> AVAILABLE RECORDS:

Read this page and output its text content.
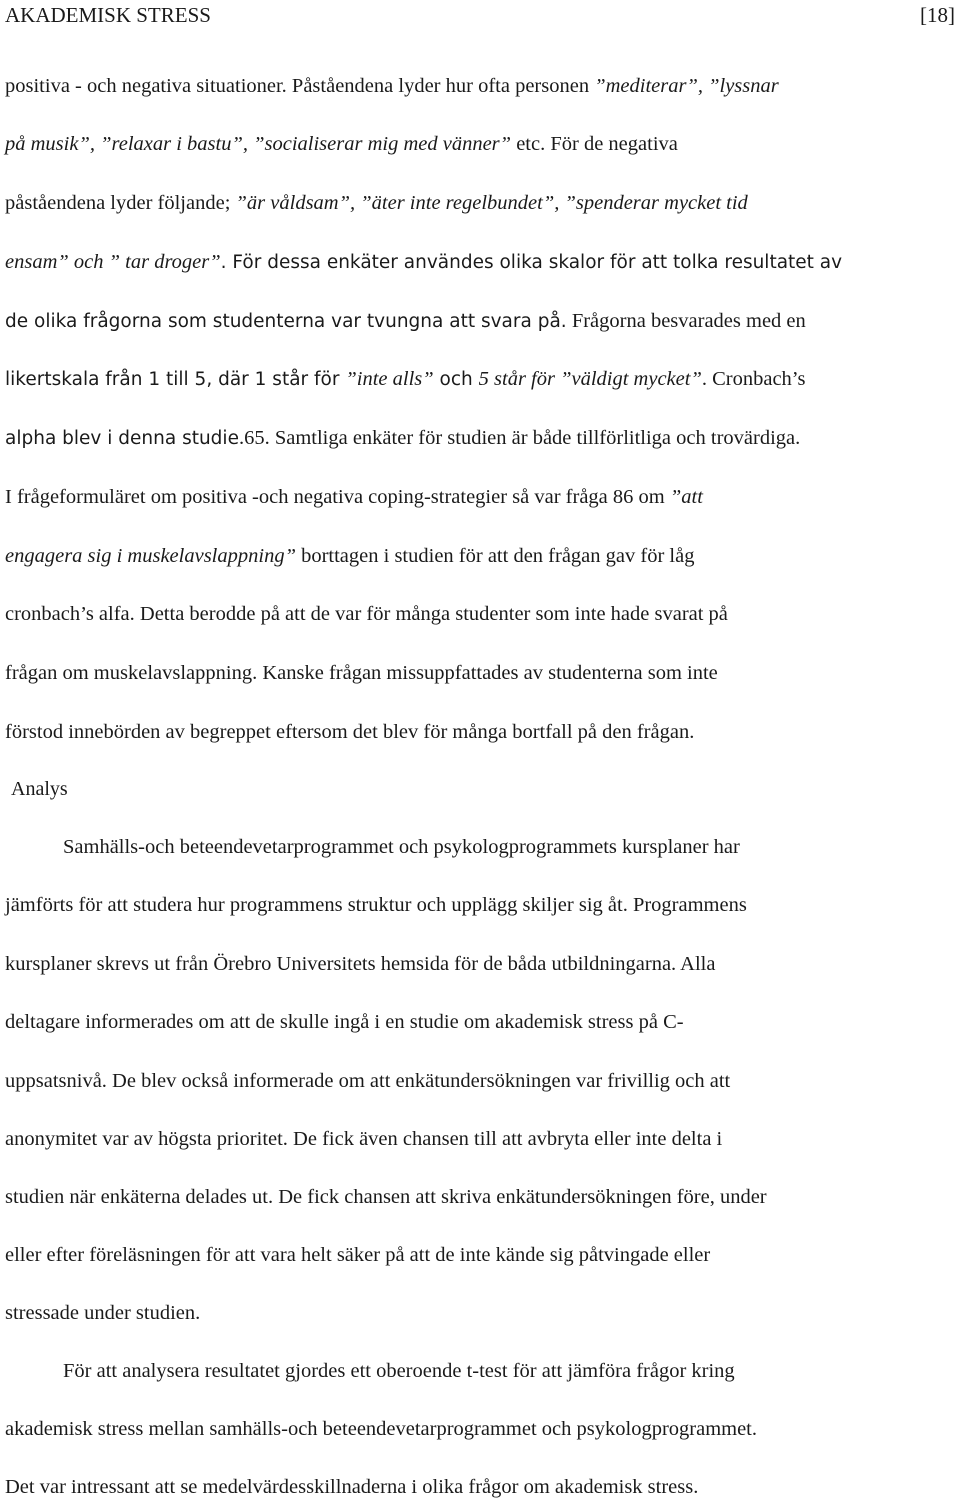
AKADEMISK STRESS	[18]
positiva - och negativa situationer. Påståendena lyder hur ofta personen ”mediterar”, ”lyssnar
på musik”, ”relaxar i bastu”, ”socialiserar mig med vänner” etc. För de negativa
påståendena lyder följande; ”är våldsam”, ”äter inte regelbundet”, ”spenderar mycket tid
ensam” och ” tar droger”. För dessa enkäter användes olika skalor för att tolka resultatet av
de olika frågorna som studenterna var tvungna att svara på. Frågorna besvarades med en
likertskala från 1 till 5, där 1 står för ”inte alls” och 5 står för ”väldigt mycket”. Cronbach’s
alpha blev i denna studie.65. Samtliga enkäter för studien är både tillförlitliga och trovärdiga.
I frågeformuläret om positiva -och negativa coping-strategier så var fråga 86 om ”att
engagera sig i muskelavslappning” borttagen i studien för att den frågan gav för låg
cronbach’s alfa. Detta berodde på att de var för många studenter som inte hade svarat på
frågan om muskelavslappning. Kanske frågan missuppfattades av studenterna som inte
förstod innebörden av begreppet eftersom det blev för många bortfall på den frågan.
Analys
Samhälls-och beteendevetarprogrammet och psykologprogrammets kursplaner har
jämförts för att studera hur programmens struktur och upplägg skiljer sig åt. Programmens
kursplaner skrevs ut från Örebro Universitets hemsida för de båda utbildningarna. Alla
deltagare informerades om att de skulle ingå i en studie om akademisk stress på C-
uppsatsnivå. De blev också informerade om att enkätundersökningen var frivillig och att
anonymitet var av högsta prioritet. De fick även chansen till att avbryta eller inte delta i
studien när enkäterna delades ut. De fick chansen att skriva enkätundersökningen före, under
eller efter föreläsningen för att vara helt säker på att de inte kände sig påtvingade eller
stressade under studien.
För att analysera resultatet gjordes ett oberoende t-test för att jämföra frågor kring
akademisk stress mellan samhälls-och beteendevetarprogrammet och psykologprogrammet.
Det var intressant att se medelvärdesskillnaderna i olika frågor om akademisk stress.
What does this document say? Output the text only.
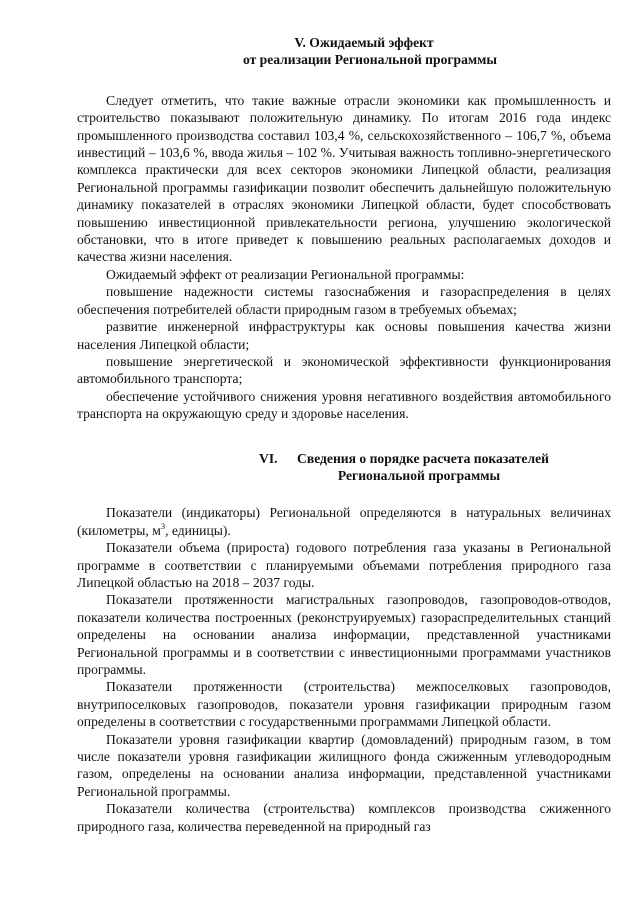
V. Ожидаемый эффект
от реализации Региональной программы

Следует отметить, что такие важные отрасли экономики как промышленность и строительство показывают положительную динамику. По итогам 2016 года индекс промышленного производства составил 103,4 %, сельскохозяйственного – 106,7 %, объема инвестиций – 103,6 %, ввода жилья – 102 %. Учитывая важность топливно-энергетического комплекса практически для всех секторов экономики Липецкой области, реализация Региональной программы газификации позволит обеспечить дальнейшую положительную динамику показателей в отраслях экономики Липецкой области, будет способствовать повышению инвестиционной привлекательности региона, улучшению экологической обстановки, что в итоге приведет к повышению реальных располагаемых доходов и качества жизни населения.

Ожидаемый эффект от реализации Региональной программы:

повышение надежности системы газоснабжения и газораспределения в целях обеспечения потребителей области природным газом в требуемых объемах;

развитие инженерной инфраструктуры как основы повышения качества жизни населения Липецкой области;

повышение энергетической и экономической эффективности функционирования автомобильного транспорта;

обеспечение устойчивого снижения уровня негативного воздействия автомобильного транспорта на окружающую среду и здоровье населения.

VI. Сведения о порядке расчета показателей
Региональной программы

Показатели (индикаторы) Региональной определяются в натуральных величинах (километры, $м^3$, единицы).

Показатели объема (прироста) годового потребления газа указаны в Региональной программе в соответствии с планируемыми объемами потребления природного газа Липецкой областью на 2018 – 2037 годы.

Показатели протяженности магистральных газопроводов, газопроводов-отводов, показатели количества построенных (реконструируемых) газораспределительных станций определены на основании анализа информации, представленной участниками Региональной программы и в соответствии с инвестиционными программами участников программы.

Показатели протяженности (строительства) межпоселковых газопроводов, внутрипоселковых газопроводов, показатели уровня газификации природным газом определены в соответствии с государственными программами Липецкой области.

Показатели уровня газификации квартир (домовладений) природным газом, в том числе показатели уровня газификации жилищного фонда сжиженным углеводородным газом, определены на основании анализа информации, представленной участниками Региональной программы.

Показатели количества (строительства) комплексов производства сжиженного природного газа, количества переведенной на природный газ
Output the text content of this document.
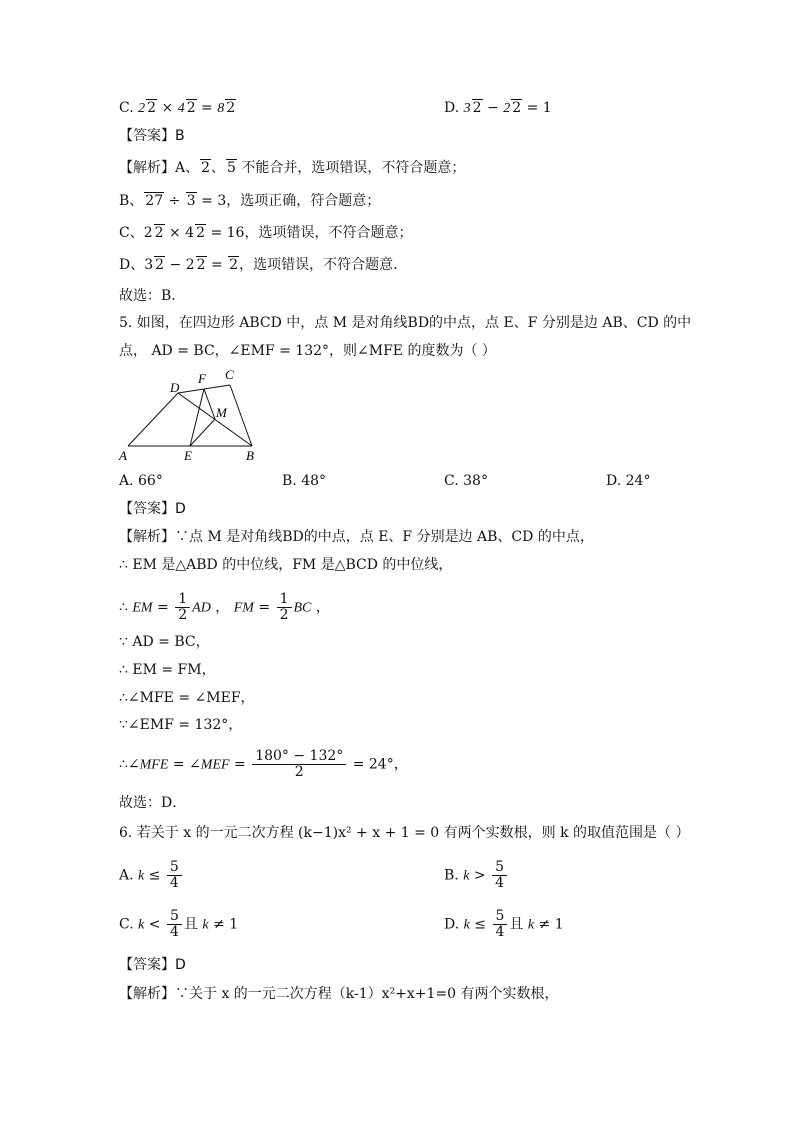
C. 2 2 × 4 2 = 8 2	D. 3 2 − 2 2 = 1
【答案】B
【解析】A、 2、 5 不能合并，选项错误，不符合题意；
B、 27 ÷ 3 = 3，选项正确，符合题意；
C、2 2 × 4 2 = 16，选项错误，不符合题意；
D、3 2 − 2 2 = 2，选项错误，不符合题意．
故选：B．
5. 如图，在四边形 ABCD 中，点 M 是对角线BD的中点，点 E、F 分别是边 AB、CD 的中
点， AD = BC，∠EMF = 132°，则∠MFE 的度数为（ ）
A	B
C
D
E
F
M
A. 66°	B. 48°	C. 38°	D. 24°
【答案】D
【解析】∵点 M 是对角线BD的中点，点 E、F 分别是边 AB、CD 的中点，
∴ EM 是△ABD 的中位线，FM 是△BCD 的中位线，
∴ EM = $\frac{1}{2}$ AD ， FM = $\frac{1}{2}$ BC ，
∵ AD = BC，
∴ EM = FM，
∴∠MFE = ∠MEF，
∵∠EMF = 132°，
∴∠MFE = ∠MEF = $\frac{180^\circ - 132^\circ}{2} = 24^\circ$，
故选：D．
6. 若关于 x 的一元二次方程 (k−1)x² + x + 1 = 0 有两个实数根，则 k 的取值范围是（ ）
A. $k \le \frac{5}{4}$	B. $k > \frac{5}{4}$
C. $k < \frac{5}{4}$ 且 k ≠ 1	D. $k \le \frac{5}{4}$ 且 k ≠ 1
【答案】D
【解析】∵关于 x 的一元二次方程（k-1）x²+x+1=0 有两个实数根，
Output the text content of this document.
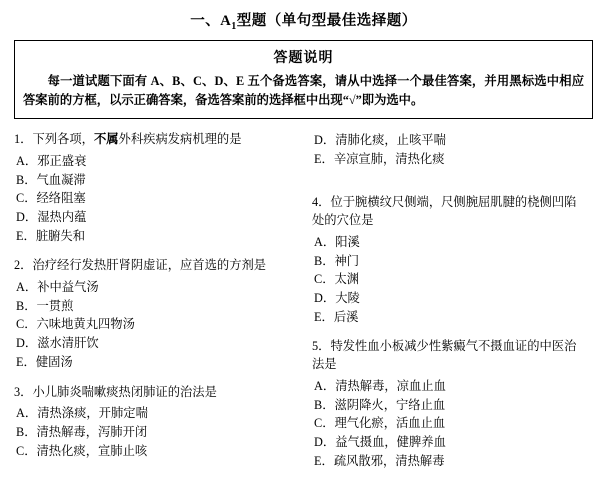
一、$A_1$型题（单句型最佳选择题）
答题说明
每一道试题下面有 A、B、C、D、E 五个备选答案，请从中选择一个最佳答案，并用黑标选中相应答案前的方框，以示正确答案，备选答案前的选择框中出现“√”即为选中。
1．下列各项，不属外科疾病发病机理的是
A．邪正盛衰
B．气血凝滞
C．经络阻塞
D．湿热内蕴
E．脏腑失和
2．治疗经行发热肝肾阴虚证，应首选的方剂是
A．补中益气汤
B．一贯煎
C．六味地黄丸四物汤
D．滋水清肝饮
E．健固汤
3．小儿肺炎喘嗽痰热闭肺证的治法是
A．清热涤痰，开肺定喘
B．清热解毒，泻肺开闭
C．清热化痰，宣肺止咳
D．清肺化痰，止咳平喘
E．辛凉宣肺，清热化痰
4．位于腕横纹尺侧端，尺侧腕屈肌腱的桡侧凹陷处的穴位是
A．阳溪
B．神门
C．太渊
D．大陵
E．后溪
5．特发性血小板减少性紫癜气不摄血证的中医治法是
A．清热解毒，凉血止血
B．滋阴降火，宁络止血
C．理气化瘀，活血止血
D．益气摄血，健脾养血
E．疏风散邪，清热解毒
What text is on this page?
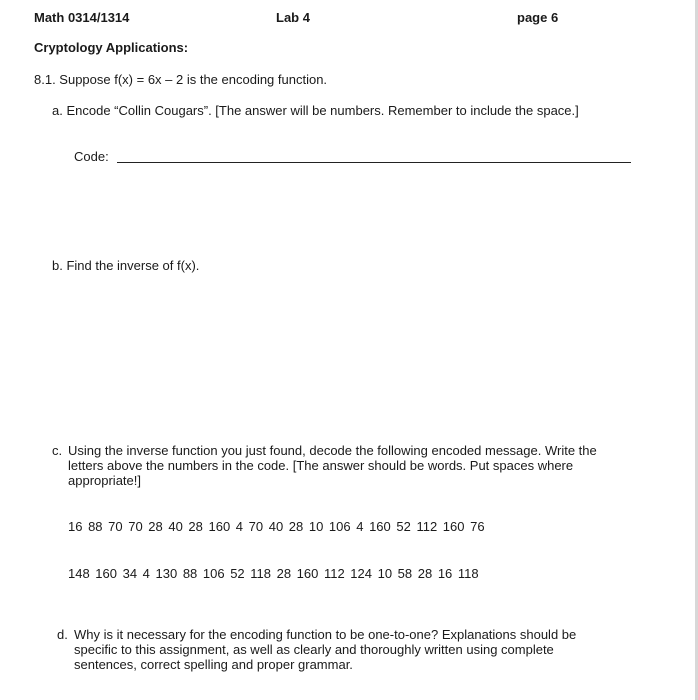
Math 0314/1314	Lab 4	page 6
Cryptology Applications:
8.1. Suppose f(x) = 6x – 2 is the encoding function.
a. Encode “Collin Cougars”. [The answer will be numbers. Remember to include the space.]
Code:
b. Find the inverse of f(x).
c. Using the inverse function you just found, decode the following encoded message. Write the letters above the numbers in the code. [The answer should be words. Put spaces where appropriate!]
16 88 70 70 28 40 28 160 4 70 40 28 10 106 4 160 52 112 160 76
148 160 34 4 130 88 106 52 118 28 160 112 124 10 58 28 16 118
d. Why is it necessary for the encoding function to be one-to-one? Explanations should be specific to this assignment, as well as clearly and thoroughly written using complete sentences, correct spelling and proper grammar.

> WHAT IS BEING ASKED: Quote all the lines above exactly as given. Do not include the pictures.

> RESULT FOR THIS EXERCISE:
Read this page and output its text content.
AKADEMISK STRESS	[18]
positiva - och negativa situationer. Påståendena lyder hur ofta personen ”mediterar”, ”lyssnar
på musik”, ”relaxar i bastu”, ”socialiserar mig med vänner” etc. För de negativa
påståendena lyder följande; ”är våldsam”, ”äter inte regelbundet”, ”spenderar mycket tid
ensam” och ” tar droger”. För dessa enkäter användes olika skalor för att tolka resultatet av
de olika frågorna som studenterna var tvungna att svara på. Frågorna besvarades med en
likertskala från 1 till 5, där 1 står för ”inte alls” och 5 står för ”väldigt mycket”. Cronbach’s
alpha blev i denna studie.65. Samtliga enkäter för studien är både tillförlitliga och trovärdiga.
I frågeformuläret om positiva -och negativa coping-strategier så var fråga 86 om ”att
engagera sig i muskelavslappning” borttagen i studien för att den frågan gav för låg
cronbach’s alfa. Detta berodde på att de var för många studenter som inte hade svarat på
frågan om muskelavslappning. Kanske frågan missuppfattades av studenterna som inte
förstod innebörden av begreppet eftersom det blev för många bortfall på den frågan.
Analys
Samhälls-och beteendevetarprogrammet och psykologprogrammets kursplaner har
jämförts för att studera hur programmens struktur och upplägg skiljer sig åt. Programmens
kursplaner skrevs ut från Örebro Universitets hemsida för de båda utbildningarna. Alla
deltagare informerades om att de skulle ingå i en studie om akademisk stress på C-
uppsatsnivå. De blev också informerade om att enkätundersökningen var frivillig och att
anonymitet var av högsta prioritet. De fick även chansen till att avbryta eller inte delta i
studien när enkäterna delades ut. De fick chansen att skriva enkätundersökningen före, under
eller efter föreläsningen för att vara helt säker på att de inte kände sig påtvingade eller
stressade under studien.
För att analysera resultatet gjordes ett oberoende t-test för att jämföra frågor kring
akademisk stress mellan samhälls-och beteendevetarprogrammet och psykologprogrammet.
Det var intressant att se medelvärdesskillnaderna i olika frågor om akademisk stress.
What does this document say? Output the text only.
V. Ожидаемый эффект
от реализации Региональной программы

Следует отметить, что такие важные отрасли экономики как промышленность и строительство показывают положительную динамику. По итогам 2016 года индекс промышленного производства составил 103,4 %, сельскохозяйственного – 106,7 %, объема инвестиций – 103,6 %, ввода жилья – 102 %. Учитывая важность топливно-энергетического комплекса практически для всех секторов экономики Липецкой области, реализация Региональной программы газификации позволит обеспечить дальнейшую положительную динамику показателей в отраслях экономики Липецкой области, будет способствовать повышению инвестиционной привлекательности региона, улучшению экологической обстановки, что в итоге приведет к повышению реальных располагаемых доходов и качества жизни населения.

Ожидаемый эффект от реализации Региональной программы:

повышение надежности системы газоснабжения и газораспределения в целях обеспечения потребителей области природным газом в требуемых объемах;

развитие инженерной инфраструктуры как основы повышения качества жизни населения Липецкой области;

повышение энергетической и экономической эффективности функционирования автомобильного транспорта;

обеспечение устойчивого снижения уровня негативного воздействия автомобильного транспорта на окружающую среду и здоровье населения.

VI. Сведения о порядке расчета показателей
Региональной программы

Показатели (индикаторы) Региональной определяются в натуральных величинах (километры, $м^3$, единицы).

Показатели объема (прироста) годового потребления газа указаны в Региональной программе в соответствии с планируемыми объемами потребления природного газа Липецкой областью на 2018 – 2037 годы.

Показатели протяженности магистральных газопроводов, газопроводов-отводов, показатели количества построенных (реконструируемых) газораспределительных станций определены на основании анализа информации, представленной участниками Региональной программы и в соответствии с инвестиционными программами участников программы.

Показатели протяженности (строительства) межпоселковых газопроводов, внутрипоселковых газопроводов, показатели уровня газификации природным газом определены в соответствии с государственными программами Липецкой области.

Показатели уровня газификации квартир (домовладений) природным газом, в том числе показатели уровня газификации жилищного фонда сжиженным углеводородным газом, определены на основании анализа информации, представленной участниками Региональной программы.

Показатели количества (строительства) комплексов производства сжиженного природного газа, количества переведенной на природный газ
Output the text content of this document.
C. 2 2 × 4 2 = 8 2	D. 3 2 − 2 2 = 1
【答案】B
【解析】A、 2、 5 不能合并，选项错误，不符合题意；
B、 27 ÷ 3 = 3，选项正确，符合题意；
C、2 2 × 4 2 = 16，选项错误，不符合题意；
D、3 2 − 2 2 = 2，选项错误，不符合题意．
故选：B．
5. 如图，在四边形 ABCD 中，点 M 是对角线BD的中点，点 E、F 分别是边 AB、CD 的中
点， AD = BC，∠EMF = 132°，则∠MFE 的度数为（ ）
A	B
C
D
E
F
M
A. 66°	B. 48°	C. 38°	D. 24°
【答案】D
【解析】∵点 M 是对角线BD的中点，点 E、F 分别是边 AB、CD 的中点，
∴ EM 是△ABD 的中位线，FM 是△BCD 的中位线，
∴ EM = $\frac{1}{2}$ AD ， FM = $\frac{1}{2}$ BC ，
∵ AD = BC，
∴ EM = FM，
∴∠MFE = ∠MEF，
∵∠EMF = 132°，
∴∠MFE = ∠MEF = $\frac{180^\circ - 132^\circ}{2} = 24^\circ$，
故选：D．
6. 若关于 x 的一元二次方程 (k−1)x² + x + 1 = 0 有两个实数根，则 k 的取值范围是（ ）
A. $k \le \frac{5}{4}$	B. $k > \frac{5}{4}$
C. $k < \frac{5}{4}$ 且 k ≠ 1	D. $k \le \frac{5}{4}$ 且 k ≠ 1
【答案】D
【解析】∵关于 x 的一元二次方程（k-1）x²+x+1=0 有两个实数根，
Output the text content of this document.
一、$A_1$型题（单句型最佳选择题）
答题说明
每一道试题下面有 A、B、C、D、E 五个备选答案，请从中选择一个最佳答案，并用黑标选中相应答案前的方框，以示正确答案，备选答案前的选择框中出现“√”即为选中。
1．下列各项，不属外科疾病发病机理的是
A．邪正盛衰
B．气血凝滞
C．经络阻塞
D．湿热内蕴
E．脏腑失和
2．治疗经行发热肝肾阴虚证，应首选的方剂是
A．补中益气汤
B．一贯煎
C．六味地黄丸四物汤
D．滋水清肝饮
E．健固汤
3．小儿肺炎喘嗽痰热闭肺证的治法是
A．清热涤痰，开肺定喘
B．清热解毒，泻肺开闭
C．清热化痰，宣肺止咳
D．清肺化痰，止咳平喘
E．辛凉宣肺，清热化痰
4．位于腕横纹尺侧端，尺侧腕屈肌腱的桡侧凹陷处的穴位是
A．阳溪
B．神门
C．太渊
D．大陵
E．后溪
5．特发性血小板减少性紫癜气不摄血证的中医治法是
A．清热解毒，凉血止血
B．滋阴降火，宁络止血
C．理气化瘀，活血止血
D．益气摄血，健脾养血
E．疏风散邪，清热解毒
What text is on this page?
Math 0314/1314	Lab 4	page 6
Cryptology Applications:
8.1. Suppose f(x) = 6x – 2 is the encoding function.
a. Encode “Collin Cougars”. [The answer will be numbers. Remember to include the space.]
Code:
b. Find the inverse of f(x).
c. Using the inverse function you just found, decode the following encoded message. Write the letters above the numbers in the code. [The answer should be words. Put spaces where appropriate!]
16 88 70 70 28 40 28 160 4 70 40 28 10 106 4 160 52 112 160 76
148 160 34 4 130 88 106 52 118 28 160 112 124 10 58 28 16 118
d. Why is it necessary for the encoding function to be one-to-one? Explanations should be specific to this assignment, as well as clearly and thoroughly written using complete sentences, correct spelling and proper grammar.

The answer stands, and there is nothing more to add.